*ENTRIES*.
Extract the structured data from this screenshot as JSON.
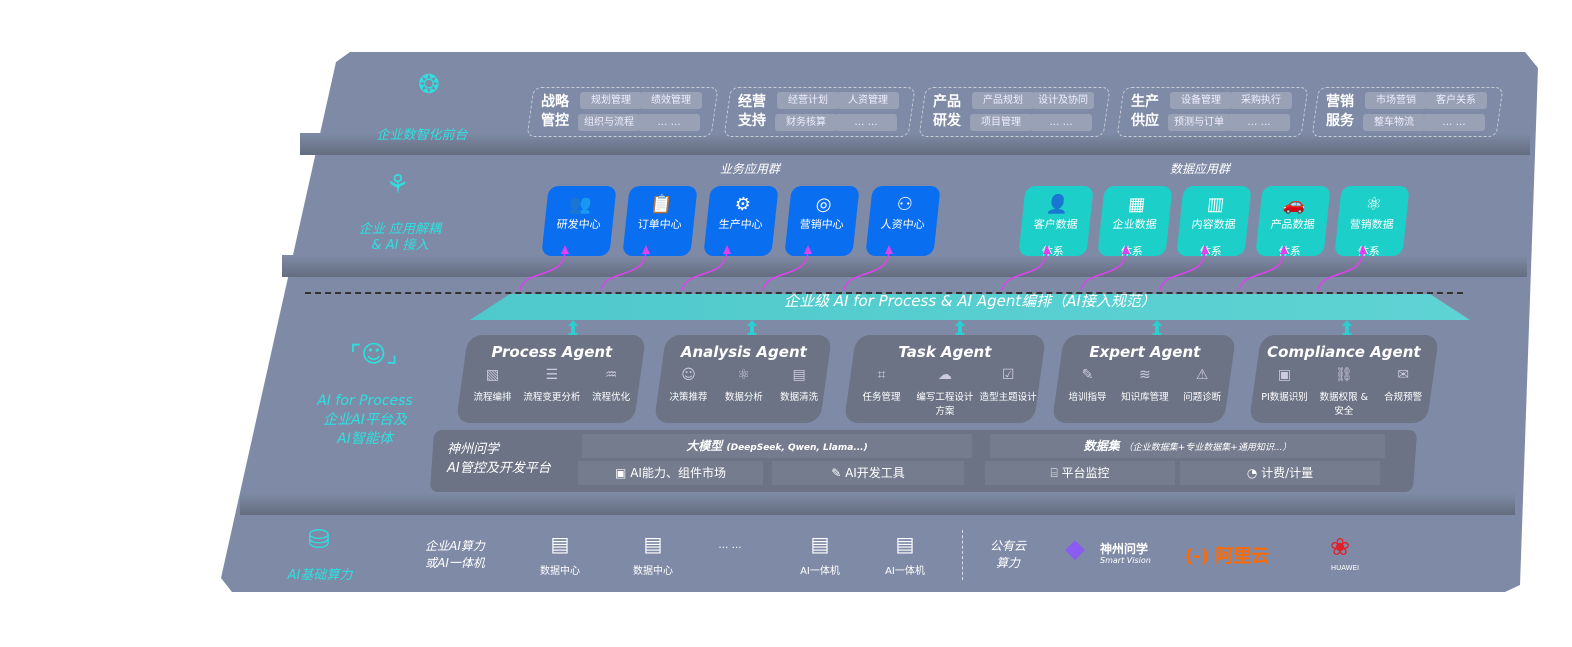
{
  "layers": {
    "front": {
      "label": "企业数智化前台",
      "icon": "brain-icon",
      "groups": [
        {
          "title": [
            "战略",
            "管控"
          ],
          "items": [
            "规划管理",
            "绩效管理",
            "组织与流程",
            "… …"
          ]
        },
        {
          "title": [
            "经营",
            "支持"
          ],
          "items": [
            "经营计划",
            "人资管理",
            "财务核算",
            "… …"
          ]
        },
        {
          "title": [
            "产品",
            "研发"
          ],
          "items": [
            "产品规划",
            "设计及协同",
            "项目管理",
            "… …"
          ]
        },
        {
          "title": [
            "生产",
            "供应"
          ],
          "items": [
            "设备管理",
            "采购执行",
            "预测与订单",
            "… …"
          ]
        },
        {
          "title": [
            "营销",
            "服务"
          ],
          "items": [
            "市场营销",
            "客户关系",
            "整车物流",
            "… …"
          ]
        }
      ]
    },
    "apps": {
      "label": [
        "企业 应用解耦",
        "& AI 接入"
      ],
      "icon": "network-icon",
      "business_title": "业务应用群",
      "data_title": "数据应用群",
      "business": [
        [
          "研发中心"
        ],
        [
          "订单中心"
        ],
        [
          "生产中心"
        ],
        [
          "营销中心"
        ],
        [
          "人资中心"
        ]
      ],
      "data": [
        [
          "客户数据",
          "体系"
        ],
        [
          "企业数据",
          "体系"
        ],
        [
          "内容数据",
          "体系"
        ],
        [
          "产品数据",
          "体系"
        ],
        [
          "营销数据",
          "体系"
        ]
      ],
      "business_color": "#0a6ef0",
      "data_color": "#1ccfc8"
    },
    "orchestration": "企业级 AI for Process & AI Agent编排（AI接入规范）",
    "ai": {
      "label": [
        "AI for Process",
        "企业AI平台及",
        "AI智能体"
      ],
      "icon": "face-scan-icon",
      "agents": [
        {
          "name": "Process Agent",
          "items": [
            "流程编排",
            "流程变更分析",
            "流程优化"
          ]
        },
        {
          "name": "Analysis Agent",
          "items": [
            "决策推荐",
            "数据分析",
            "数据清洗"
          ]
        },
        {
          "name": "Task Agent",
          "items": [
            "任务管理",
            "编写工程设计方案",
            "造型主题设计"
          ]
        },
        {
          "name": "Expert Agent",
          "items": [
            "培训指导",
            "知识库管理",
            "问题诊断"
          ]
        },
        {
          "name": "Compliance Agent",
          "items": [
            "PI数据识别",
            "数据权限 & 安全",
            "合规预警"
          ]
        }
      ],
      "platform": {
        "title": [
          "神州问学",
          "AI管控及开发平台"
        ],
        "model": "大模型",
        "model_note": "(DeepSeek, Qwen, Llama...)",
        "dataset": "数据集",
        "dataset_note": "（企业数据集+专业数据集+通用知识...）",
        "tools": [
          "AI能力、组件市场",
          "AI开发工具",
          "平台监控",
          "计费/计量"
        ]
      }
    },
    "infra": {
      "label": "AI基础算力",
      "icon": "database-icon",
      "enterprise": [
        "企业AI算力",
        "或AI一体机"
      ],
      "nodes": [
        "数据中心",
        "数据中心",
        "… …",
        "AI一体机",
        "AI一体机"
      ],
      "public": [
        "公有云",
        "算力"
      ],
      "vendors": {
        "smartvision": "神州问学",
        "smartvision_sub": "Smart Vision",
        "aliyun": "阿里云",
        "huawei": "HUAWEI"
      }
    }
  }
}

*REQUIRED WORK*. Your copy should repeat each entry above exactly but contain no pictures.

*ANSWER IN FULL*.
Extract the structured data from this screenshot as JSON.
{
  "layers": {
    "front": {
      "label": "企业数智化前台",
      "icon": "brain-icon",
      "groups": [
        {
          "title": [
            "战略",
            "管控"
          ],
          "items": [
            "规划管理",
            "绩效管理",
            "组织与流程",
            "… …"
          ]
        },
        {
          "title": [
            "经营",
            "支持"
          ],
          "items": [
            "经营计划",
            "人资管理",
            "财务核算",
            "… …"
          ]
        },
        {
          "title": [
            "产品",
            "研发"
          ],
          "items": [
            "产品规划",
            "设计及协同",
            "项目管理",
            "… …"
          ]
        },
        {
          "title": [
            "生产",
            "供应"
          ],
          "items": [
            "设备管理",
            "采购执行",
            "预测与订单",
            "… …"
          ]
        },
        {
          "title": [
            "营销",
            "服务"
          ],
          "items": [
            "市场营销",
            "客户关系",
            "整车物流",
            "… …"
          ]
        }
      ]
    },
    "apps": {
      "label": [
        "企业 应用解耦",
        "& AI 接入"
      ],
      "icon": "network-icon",
      "business_title": "业务应用群",
      "data_title": "数据应用群",
      "business": [
        [
          "研发中心"
        ],
        [
          "订单中心"
        ],
        [
          "生产中心"
        ],
        [
          "营销中心"
        ],
        [
          "人资中心"
        ]
      ],
      "data": [
        [
          "客户数据",
          "体系"
        ],
        [
          "企业数据",
          "体系"
        ],
        [
          "内容数据",
          "体系"
        ],
        [
          "产品数据",
          "体系"
        ],
        [
          "营销数据",
          "体系"
        ]
      ],
      "business_color": "#0a6ef0",
      "data_color": "#1ccfc8"
    },
    "orchestration": "企业级 AI for Process & AI Agent编排（AI接入规范）",
    "ai": {
      "label": [
        "AI for Process",
        "企业AI平台及",
        "AI智能体"
      ],
      "icon": "face-scan-icon",
      "agents": [
        {
          "name": "Process Agent",
          "items": [
            "流程编排",
            "流程变更分析",
            "流程优化"
          ]
        },
        {
          "name": "Analysis Agent",
          "items": [
            "决策推荐",
            "数据分析",
            "数据清洗"
          ]
        },
        {
          "name": "Task Agent",
          "items": [
            "任务管理",
            "编写工程设计方案",
            "造型主题设计"
          ]
        },
        {
          "name": "Expert Agent",
          "items": [
            "培训指导",
            "知识库管理",
            "问题诊断"
          ]
        },
        {
          "name": "Compliance Agent",
          "items": [
            "PI数据识别",
            "数据权限 & 安全",
            "合规预警"
          ]
        }
      ],
      "platform": {
        "title": [
          "神州问学",
          "AI管控及开发平台"
        ],
        "model": "大模型",
        "model_note": "(DeepSeek, Qwen, Llama...)",
        "dataset": "数据集",
        "dataset_note": "（企业数据集+专业数据集+通用知识...）",
        "tools": [
          "AI能力、组件市场",
          "AI开发工具",
          "平台监控",
          "计费/计量"
        ]
      }
    },
    "infra": {
      "label": "AI基础算力",
      "icon": "database-icon",
      "enterprise": [
        "企业AI算力",
        "或AI一体机"
      ],
      "nodes": [
        "数据中心",
        "数据中心",
        "… …",
        "AI一体机",
        "AI一体机"
      ],
      "public": [
        "公有云",
        "算力"
      ],
      "vendors": {
        "smartvision": "神州问学",
        "smartvision_sub": "Smart Vision",
        "aliyun": "阿里云",
        "huawei": "HUAWEI"
      }
    }
  }
}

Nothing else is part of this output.